• _Given request_
Copy each line of the data below with the word "emit".

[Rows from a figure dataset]
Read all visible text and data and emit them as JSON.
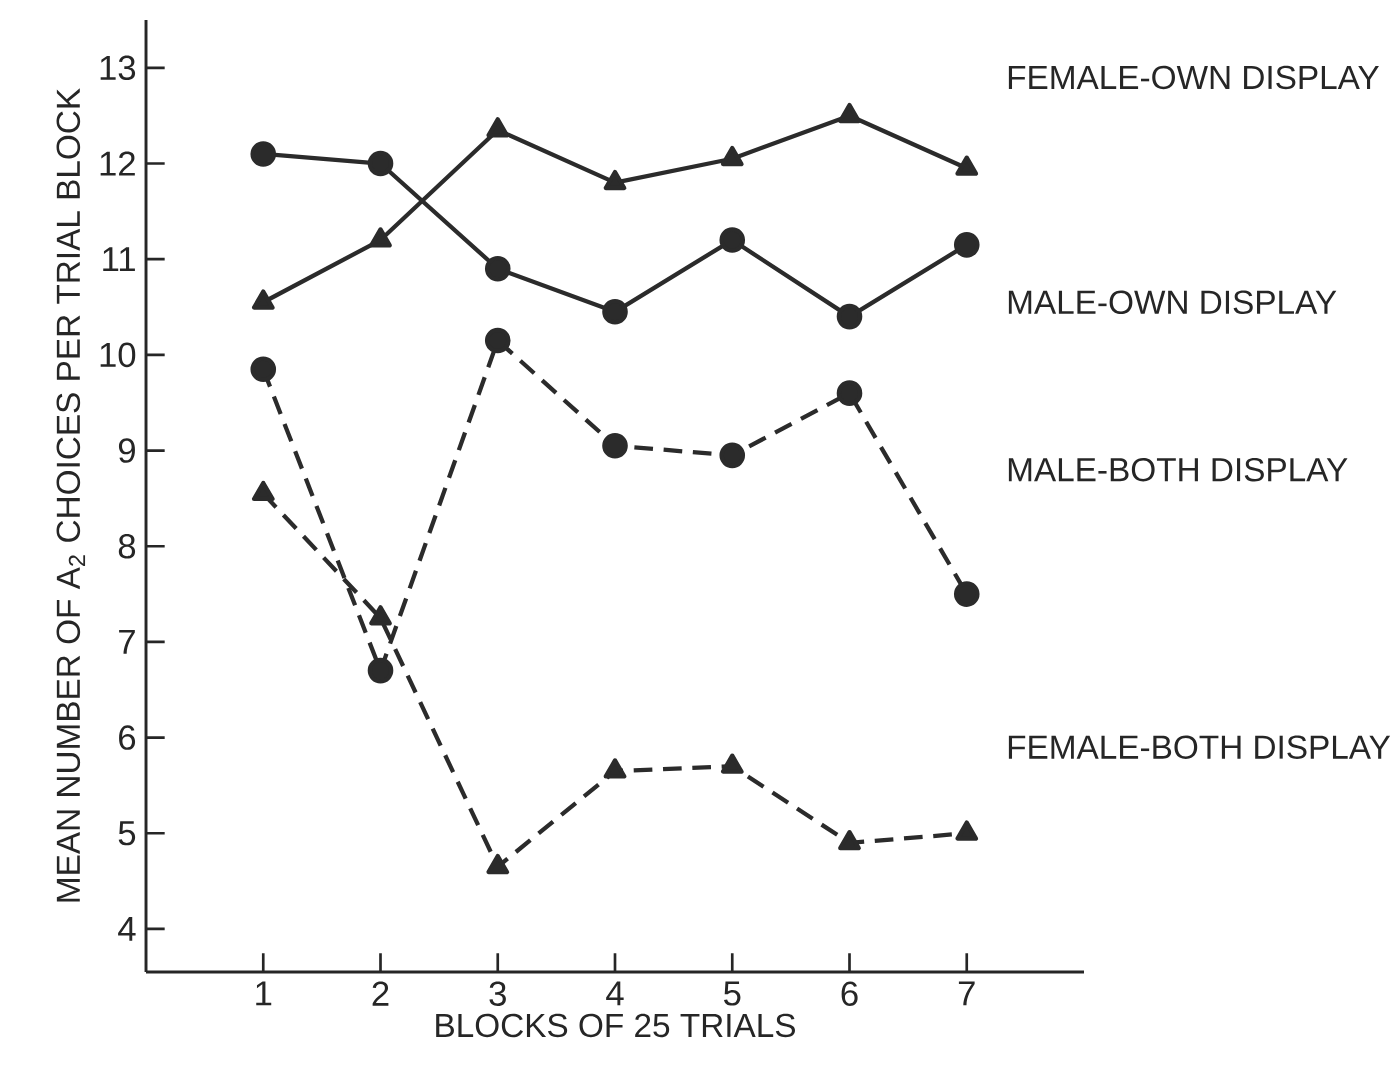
{
  "chart_data": {
    "type": "line",
    "xlabel": "BLOCKS OF 25 TRIALS",
    "ylabel": "MEAN NUMBER OF A$_{2}$ CHOICES PER TRIAL BLOCK",
    "x": [
      1,
      2,
      3,
      4,
      5,
      6,
      7
    ],
    "xlim": [
      0,
      8
    ],
    "xticks": [
      1,
      2,
      3,
      4,
      5,
      6,
      7
    ],
    "ylim": [
      3.55,
      13.5
    ],
    "yticks": [
      4,
      5,
      6,
      7,
      8,
      9,
      10,
      11,
      12,
      13
    ],
    "grid": false,
    "legend": false,
    "series": [
      {
        "name": "FEMALE-OWN DISPLAY",
        "color": "#2b2b2b",
        "marker": "triangle",
        "line_style": "solid",
        "values": [
          10.55,
          11.2,
          12.35,
          11.8,
          12.05,
          12.5,
          11.95
        ]
      },
      {
        "name": "MALE-OWN DISPLAY",
        "color": "#2b2b2b",
        "marker": "circle",
        "line_style": "solid",
        "values": [
          12.1,
          12.0,
          10.9,
          10.45,
          11.2,
          10.4,
          11.15
        ]
      },
      {
        "name": "MALE-BOTH DISPLAY",
        "color": "#2b2b2b",
        "marker": "circle",
        "line_style": "dashed",
        "values": [
          9.85,
          6.7,
          10.15,
          9.05,
          8.95,
          9.6,
          7.5
        ]
      },
      {
        "name": "FEMALE-BOTH DISPLAY",
        "color": "#2b2b2b",
        "marker": "triangle",
        "line_style": "dashed",
        "values": [
          8.55,
          7.25,
          4.65,
          5.65,
          5.7,
          4.9,
          5.0
        ]
      }
    ]
  }
}
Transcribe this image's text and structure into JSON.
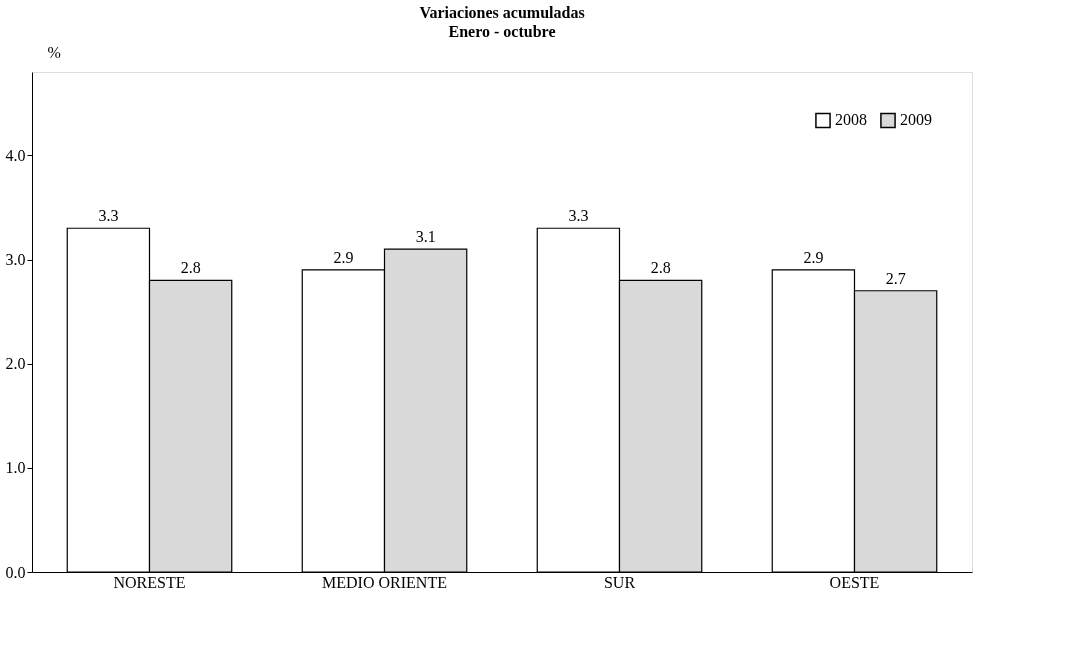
{
  "chart_data": {
    "type": "bar",
    "title": "Variaciones acumuladas",
    "subtitle": "Enero - octubre",
    "ylabel": "%",
    "categories": [
      "NORESTE",
      "MEDIO ORIENTE",
      "SUR",
      "OESTE"
    ],
    "series": [
      {
        "name": "2008",
        "color": "#ffffff",
        "values": [
          3.3,
          2.9,
          3.3,
          2.9
        ]
      },
      {
        "name": "2009",
        "color": "#d9d9d9",
        "values": [
          2.8,
          3.1,
          2.8,
          2.7
        ]
      }
    ],
    "ylim": [
      0,
      4.8
    ],
    "yticks": [
      {
        "value": 0,
        "label": "0.0"
      },
      {
        "value": 1,
        "label": "1.0"
      },
      {
        "value": 2,
        "label": "2.0"
      },
      {
        "value": 3,
        "label": "3.0"
      },
      {
        "value": 4,
        "label": "4.0"
      }
    ],
    "data_labels": true,
    "legend": "top right",
    "grid": false
  }
}
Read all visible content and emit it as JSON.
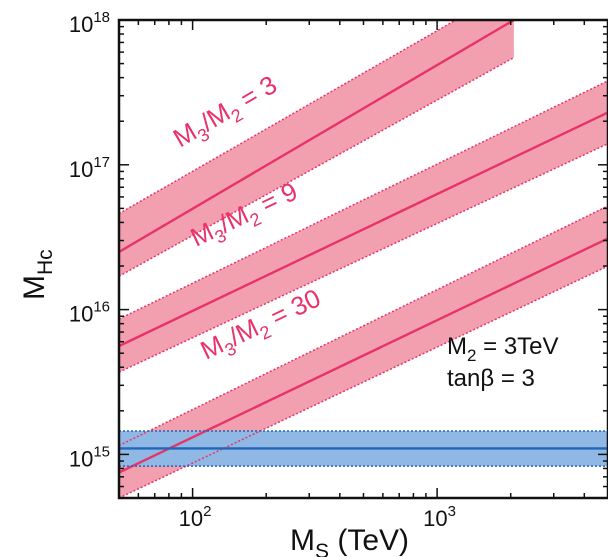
{
  "chart_data": {
    "type": "line",
    "title": "",
    "xlabel": {
      "base": "M",
      "sub": "S",
      "unit": "(TeV)"
    },
    "ylabel": {
      "base": "M",
      "sub": "Hc"
    },
    "xscale": "log",
    "yscale": "log",
    "xlim": [
      50,
      5000
    ],
    "ylim": [
      500000000000000.0,
      1e+18
    ],
    "grid": false,
    "x_ticks": [
      {
        "value": 100,
        "base": "10",
        "exp": "2"
      },
      {
        "value": 1000,
        "base": "10",
        "exp": "3"
      }
    ],
    "y_ticks": [
      {
        "value": 1000000000000000.0,
        "base": "10",
        "exp": "15"
      },
      {
        "value": 1e+16,
        "base": "10",
        "exp": "16"
      },
      {
        "value": 1e+17,
        "base": "10",
        "exp": "17"
      },
      {
        "value": 1e+18,
        "base": "10",
        "exp": "18"
      }
    ],
    "series": [
      {
        "label": {
          "base": "M",
          "sub1": "3",
          "mid": "/M",
          "sub2": "2",
          "tail": " = 3"
        },
        "color": "#e8336a",
        "band_color": "#f2a0b0",
        "x": [
          50,
          2060
        ],
        "y": [
          2.5e+16,
          1e+18
        ],
        "y_low": [
          1.7e+16,
          5.5e+17
        ],
        "y_high": [
          4.6e+16,
          1.7e+18
        ]
      },
      {
        "label": {
          "base": "M",
          "sub1": "3",
          "mid": "/M",
          "sub2": "2",
          "tail": " = 9"
        },
        "color": "#e8336a",
        "band_color": "#f2a0b0",
        "x": [
          50,
          5000
        ],
        "y": [
          5600000000000000.0,
          2.3e+17
        ],
        "y_low": [
          3700000000000000.0,
          1.4e+17
        ],
        "y_high": [
          8600000000000000.0,
          3.8e+17
        ]
      },
      {
        "label": {
          "base": "M",
          "sub1": "3",
          "mid": "/M",
          "sub2": "2",
          "tail": " = 30"
        },
        "color": "#e8336a",
        "band_color": "#f2a0b0",
        "x": [
          50,
          5000
        ],
        "y": [
          750000000000000.0,
          3.1e+16
        ],
        "y_low": [
          500000000000000.0,
          2e+16
        ],
        "y_high": [
          1150000000000000.0,
          5.2e+16
        ]
      },
      {
        "label": null,
        "color": "#2266b8",
        "band_color": "#90b8e4",
        "x": [
          50,
          5000
        ],
        "y": [
          1100000000000000.0,
          1100000000000000.0
        ],
        "y_low": [
          830000000000000.0,
          830000000000000.0
        ],
        "y_high": [
          1450000000000000.0,
          1450000000000000.0
        ]
      }
    ],
    "annotations": [
      {
        "base": "M",
        "sub": "2",
        "tail": " = 3TeV"
      },
      {
        "text": "tanβ = 3"
      }
    ]
  }
}
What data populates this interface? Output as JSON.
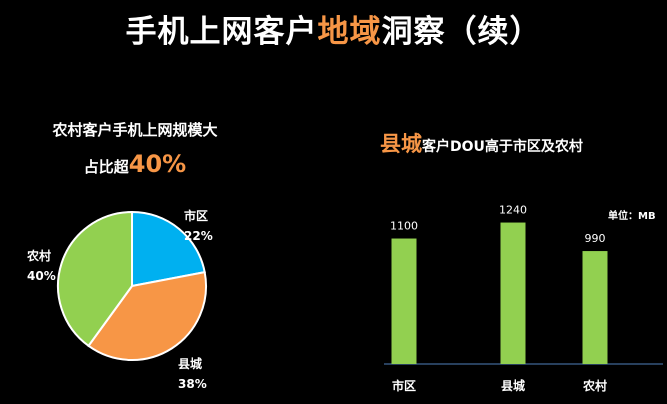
{
  "title": {
    "part1": "手机上网客户",
    "highlight": "地域",
    "part2": "洞察（续）"
  },
  "left_subtitle": {
    "line1": "农村客户手机上网规模大",
    "line2_prefix": "占比超",
    "line2_value": "40%"
  },
  "right_subtitle": {
    "highlight": "县城",
    "rest": "客户DOU高于市区及农村"
  },
  "colors": {
    "accent": "#f79646",
    "shiqu": "#00b0f0",
    "xiancheng": "#f79646",
    "nongcun": "#92d050",
    "bar": "#92d050",
    "axis": "#4f81bd"
  },
  "chart_data": [
    {
      "type": "pie",
      "title": "",
      "slices": [
        {
          "label": "市区",
          "value": 22,
          "pct_label": "22%"
        },
        {
          "label": "县城",
          "value": 38,
          "pct_label": "38%"
        },
        {
          "label": "农村",
          "value": 40,
          "pct_label": "40%"
        }
      ]
    },
    {
      "type": "bar",
      "title": "",
      "unit": "单位：MB",
      "categories": [
        "市区",
        "县城",
        "农村"
      ],
      "values": [
        1100,
        1240,
        990
      ],
      "value_labels": [
        "1100",
        "1240",
        "990"
      ],
      "ylim": [
        0,
        1350
      ],
      "grid": false
    }
  ]
}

• _Solution to the problem_
Read all visible text and data and emit them as JSON.
Read all visible content and emit it as JSON.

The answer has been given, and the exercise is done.